Direction: Below is a listing; copy all of it exactly.

>> Begin

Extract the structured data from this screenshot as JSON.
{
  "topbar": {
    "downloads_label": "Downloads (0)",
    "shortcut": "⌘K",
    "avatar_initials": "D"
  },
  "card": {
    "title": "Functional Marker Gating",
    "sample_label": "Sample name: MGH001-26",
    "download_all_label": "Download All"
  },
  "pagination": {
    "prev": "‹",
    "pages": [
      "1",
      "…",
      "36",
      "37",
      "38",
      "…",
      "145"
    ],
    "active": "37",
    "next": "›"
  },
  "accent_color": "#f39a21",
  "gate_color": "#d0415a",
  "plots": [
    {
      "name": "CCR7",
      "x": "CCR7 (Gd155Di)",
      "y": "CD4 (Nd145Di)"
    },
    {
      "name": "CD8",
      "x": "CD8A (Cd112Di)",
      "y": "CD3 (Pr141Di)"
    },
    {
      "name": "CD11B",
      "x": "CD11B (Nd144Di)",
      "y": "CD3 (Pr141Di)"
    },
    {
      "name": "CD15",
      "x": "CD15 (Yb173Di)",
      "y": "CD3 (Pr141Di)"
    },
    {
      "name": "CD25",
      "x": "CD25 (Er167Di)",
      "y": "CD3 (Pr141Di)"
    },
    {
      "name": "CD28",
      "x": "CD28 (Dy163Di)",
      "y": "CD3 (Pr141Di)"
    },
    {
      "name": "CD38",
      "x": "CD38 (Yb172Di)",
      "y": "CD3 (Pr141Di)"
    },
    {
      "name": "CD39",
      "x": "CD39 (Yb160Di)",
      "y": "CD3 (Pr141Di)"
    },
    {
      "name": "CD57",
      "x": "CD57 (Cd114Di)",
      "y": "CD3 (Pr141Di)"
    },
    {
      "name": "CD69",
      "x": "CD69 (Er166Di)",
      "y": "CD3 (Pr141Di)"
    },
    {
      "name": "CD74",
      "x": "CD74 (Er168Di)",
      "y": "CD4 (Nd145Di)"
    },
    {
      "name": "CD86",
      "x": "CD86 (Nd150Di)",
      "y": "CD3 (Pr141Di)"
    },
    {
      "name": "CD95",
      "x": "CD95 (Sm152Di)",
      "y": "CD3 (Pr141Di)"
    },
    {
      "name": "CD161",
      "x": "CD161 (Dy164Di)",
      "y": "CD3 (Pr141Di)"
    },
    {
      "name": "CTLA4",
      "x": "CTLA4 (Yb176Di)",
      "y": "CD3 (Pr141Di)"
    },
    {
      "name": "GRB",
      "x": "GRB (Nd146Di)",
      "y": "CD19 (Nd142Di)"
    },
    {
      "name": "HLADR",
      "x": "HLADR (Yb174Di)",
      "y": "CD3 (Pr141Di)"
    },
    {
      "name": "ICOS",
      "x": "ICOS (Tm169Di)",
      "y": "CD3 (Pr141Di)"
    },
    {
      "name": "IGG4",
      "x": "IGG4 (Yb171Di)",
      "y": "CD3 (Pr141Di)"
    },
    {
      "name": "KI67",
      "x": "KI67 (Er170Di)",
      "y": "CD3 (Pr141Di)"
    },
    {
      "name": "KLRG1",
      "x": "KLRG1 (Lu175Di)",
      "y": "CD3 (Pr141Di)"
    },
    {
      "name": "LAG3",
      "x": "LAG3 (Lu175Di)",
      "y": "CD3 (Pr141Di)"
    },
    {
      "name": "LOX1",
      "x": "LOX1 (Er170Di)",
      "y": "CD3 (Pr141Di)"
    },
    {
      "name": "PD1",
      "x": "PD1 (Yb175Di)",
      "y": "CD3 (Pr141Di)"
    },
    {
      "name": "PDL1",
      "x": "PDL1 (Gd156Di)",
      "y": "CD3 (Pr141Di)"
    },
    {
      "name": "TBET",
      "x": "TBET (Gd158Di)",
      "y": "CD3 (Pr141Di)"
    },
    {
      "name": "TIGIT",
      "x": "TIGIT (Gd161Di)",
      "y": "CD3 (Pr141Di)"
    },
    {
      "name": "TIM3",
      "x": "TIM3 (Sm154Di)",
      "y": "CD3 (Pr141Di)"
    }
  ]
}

>> End

Result below:
Extract the structured data from this screenshot as JSON.
{
  "topbar": {
    "downloads_label": "Downloads (0)",
    "shortcut": "⌘K",
    "avatar_initials": "D"
  },
  "card": {
    "title": "Functional Marker Gating",
    "sample_label": "Sample name: MGH001-26",
    "download_all_label": "Download All"
  },
  "pagination": {
    "prev": "‹",
    "pages": [
      "1",
      "…",
      "36",
      "37",
      "38",
      "…",
      "145"
    ],
    "active": "37",
    "next": "›"
  },
  "accent_color": "#f39a21",
  "gate_color": "#d0415a",
  "plots": [
    {
      "name": "CCR7",
      "x": "CCR7 (Gd155Di)",
      "y": "CD4 (Nd145Di)"
    },
    {
      "name": "CD8",
      "x": "CD8A (Cd112Di)",
      "y": "CD3 (Pr141Di)"
    },
    {
      "name": "CD11B",
      "x": "CD11B (Nd144Di)",
      "y": "CD3 (Pr141Di)"
    },
    {
      "name": "CD15",
      "x": "CD15 (Yb173Di)",
      "y": "CD3 (Pr141Di)"
    },
    {
      "name": "CD25",
      "x": "CD25 (Er167Di)",
      "y": "CD3 (Pr141Di)"
    },
    {
      "name": "CD28",
      "x": "CD28 (Dy163Di)",
      "y": "CD3 (Pr141Di)"
    },
    {
      "name": "CD38",
      "x": "CD38 (Yb172Di)",
      "y": "CD3 (Pr141Di)"
    },
    {
      "name": "CD39",
      "x": "CD39 (Yb160Di)",
      "y": "CD3 (Pr141Di)"
    },
    {
      "name": "CD57",
      "x": "CD57 (Cd114Di)",
      "y": "CD3 (Pr141Di)"
    },
    {
      "name": "CD69",
      "x": "CD69 (Er166Di)",
      "y": "CD3 (Pr141Di)"
    },
    {
      "name": "CD74",
      "x": "CD74 (Er168Di)",
      "y": "CD4 (Nd145Di)"
    },
    {
      "name": "CD86",
      "x": "CD86 (Nd150Di)",
      "y": "CD3 (Pr141Di)"
    },
    {
      "name": "CD95",
      "x": "CD95 (Sm152Di)",
      "y": "CD3 (Pr141Di)"
    },
    {
      "name": "CD161",
      "x": "CD161 (Dy164Di)",
      "y": "CD3 (Pr141Di)"
    },
    {
      "name": "CTLA4",
      "x": "CTLA4 (Yb176Di)",
      "y": "CD3 (Pr141Di)"
    },
    {
      "name": "GRB",
      "x": "GRB (Nd146Di)",
      "y": "CD19 (Nd142Di)"
    },
    {
      "name": "HLADR",
      "x": "HLADR (Yb174Di)",
      "y": "CD3 (Pr141Di)"
    },
    {
      "name": "ICOS",
      "x": "ICOS (Tm169Di)",
      "y": "CD3 (Pr141Di)"
    },
    {
      "name": "IGG4",
      "x": "IGG4 (Yb171Di)",
      "y": "CD3 (Pr141Di)"
    },
    {
      "name": "KI67",
      "x": "KI67 (Er170Di)",
      "y": "CD3 (Pr141Di)"
    },
    {
      "name": "KLRG1",
      "x": "KLRG1 (Lu175Di)",
      "y": "CD3 (Pr141Di)"
    },
    {
      "name": "LAG3",
      "x": "LAG3 (Lu175Di)",
      "y": "CD3 (Pr141Di)"
    },
    {
      "name": "LOX1",
      "x": "LOX1 (Er170Di)",
      "y": "CD3 (Pr141Di)"
    },
    {
      "name": "PD1",
      "x": "PD1 (Yb175Di)",
      "y": "CD3 (Pr141Di)"
    },
    {
      "name": "PDL1",
      "x": "PDL1 (Gd156Di)",
      "y": "CD3 (Pr141Di)"
    },
    {
      "name": "TBET",
      "x": "TBET (Gd158Di)",
      "y": "CD3 (Pr141Di)"
    },
    {
      "name": "TIGIT",
      "x": "TIGIT (Gd161Di)",
      "y": "CD3 (Pr141Di)"
    },
    {
      "name": "TIM3",
      "x": "TIM3 (Sm154Di)",
      "y": "CD3 (Pr141Di)"
    }
  ]
}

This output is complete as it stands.